## Goal
Give the data again, word for word.

--- BEGIN Excerpted records ---

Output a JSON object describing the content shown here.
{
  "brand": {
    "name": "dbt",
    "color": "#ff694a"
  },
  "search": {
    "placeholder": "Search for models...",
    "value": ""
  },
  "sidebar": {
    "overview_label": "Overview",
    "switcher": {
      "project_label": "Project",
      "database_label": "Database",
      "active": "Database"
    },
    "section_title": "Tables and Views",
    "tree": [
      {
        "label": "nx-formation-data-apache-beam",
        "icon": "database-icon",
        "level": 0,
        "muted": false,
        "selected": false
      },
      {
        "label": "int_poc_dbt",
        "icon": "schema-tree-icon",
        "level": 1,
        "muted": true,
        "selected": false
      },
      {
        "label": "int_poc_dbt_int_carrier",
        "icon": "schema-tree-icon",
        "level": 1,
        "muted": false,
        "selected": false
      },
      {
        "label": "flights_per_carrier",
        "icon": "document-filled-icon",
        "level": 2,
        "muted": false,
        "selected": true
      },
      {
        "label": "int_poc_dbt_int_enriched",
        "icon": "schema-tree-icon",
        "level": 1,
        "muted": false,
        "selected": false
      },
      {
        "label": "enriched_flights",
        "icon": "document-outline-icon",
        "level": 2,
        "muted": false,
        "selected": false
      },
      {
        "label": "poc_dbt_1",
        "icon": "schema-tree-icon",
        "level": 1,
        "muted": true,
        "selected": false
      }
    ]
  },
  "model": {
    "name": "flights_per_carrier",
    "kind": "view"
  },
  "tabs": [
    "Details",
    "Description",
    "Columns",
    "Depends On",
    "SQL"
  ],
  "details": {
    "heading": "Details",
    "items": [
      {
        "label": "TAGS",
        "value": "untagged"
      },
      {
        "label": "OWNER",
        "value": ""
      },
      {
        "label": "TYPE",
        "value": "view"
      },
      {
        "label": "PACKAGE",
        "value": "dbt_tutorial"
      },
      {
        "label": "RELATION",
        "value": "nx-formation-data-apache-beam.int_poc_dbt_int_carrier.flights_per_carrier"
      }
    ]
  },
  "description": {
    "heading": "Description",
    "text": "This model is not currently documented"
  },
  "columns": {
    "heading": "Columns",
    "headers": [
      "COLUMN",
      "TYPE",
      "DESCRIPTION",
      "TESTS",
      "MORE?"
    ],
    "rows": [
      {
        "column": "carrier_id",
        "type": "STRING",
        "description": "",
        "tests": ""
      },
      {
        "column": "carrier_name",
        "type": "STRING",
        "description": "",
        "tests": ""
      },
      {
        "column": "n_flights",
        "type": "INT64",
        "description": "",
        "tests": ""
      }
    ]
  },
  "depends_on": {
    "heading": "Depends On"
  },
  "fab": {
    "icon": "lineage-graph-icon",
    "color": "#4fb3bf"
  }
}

--- END Excerpted records ---

## Solution to this problem
Output a JSON object describing the content shown here.
{
  "brand": {
    "name": "dbt",
    "color": "#ff694a"
  },
  "search": {
    "placeholder": "Search for models...",
    "value": ""
  },
  "sidebar": {
    "overview_label": "Overview",
    "switcher": {
      "project_label": "Project",
      "database_label": "Database",
      "active": "Database"
    },
    "section_title": "Tables and Views",
    "tree": [
      {
        "label": "nx-formation-data-apache-beam",
        "icon": "database-icon",
        "level": 0,
        "muted": false,
        "selected": false
      },
      {
        "label": "int_poc_dbt",
        "icon": "schema-tree-icon",
        "level": 1,
        "muted": true,
        "selected": false
      },
      {
        "label": "int_poc_dbt_int_carrier",
        "icon": "schema-tree-icon",
        "level": 1,
        "muted": false,
        "selected": false
      },
      {
        "label": "flights_per_carrier",
        "icon": "document-filled-icon",
        "level": 2,
        "muted": false,
        "selected": true
      },
      {
        "label": "int_poc_dbt_int_enriched",
        "icon": "schema-tree-icon",
        "level": 1,
        "muted": false,
        "selected": false
      },
      {
        "label": "enriched_flights",
        "icon": "document-outline-icon",
        "level": 2,
        "muted": false,
        "selected": false
      },
      {
        "label": "poc_dbt_1",
        "icon": "schema-tree-icon",
        "level": 1,
        "muted": true,
        "selected": false
      }
    ]
  },
  "model": {
    "name": "flights_per_carrier",
    "kind": "view"
  },
  "tabs": [
    "Details",
    "Description",
    "Columns",
    "Depends On",
    "SQL"
  ],
  "details": {
    "heading": "Details",
    "items": [
      {
        "label": "TAGS",
        "value": "untagged"
      },
      {
        "label": "OWNER",
        "value": ""
      },
      {
        "label": "TYPE",
        "value": "view"
      },
      {
        "label": "PACKAGE",
        "value": "dbt_tutorial"
      },
      {
        "label": "RELATION",
        "value": "nx-formation-data-apache-beam.int_poc_dbt_int_carrier.flights_per_carrier"
      }
    ]
  },
  "description": {
    "heading": "Description",
    "text": "This model is not currently documented"
  },
  "columns": {
    "heading": "Columns",
    "headers": [
      "COLUMN",
      "TYPE",
      "DESCRIPTION",
      "TESTS",
      "MORE?"
    ],
    "rows": [
      {
        "column": "carrier_id",
        "type": "STRING",
        "description": "",
        "tests": ""
      },
      {
        "column": "carrier_name",
        "type": "STRING",
        "description": "",
        "tests": ""
      },
      {
        "column": "n_flights",
        "type": "INT64",
        "description": "",
        "tests": ""
      }
    ]
  },
  "depends_on": {
    "heading": "Depends On"
  },
  "fab": {
    "icon": "lineage-graph-icon",
    "color": "#4fb3bf"
  }
}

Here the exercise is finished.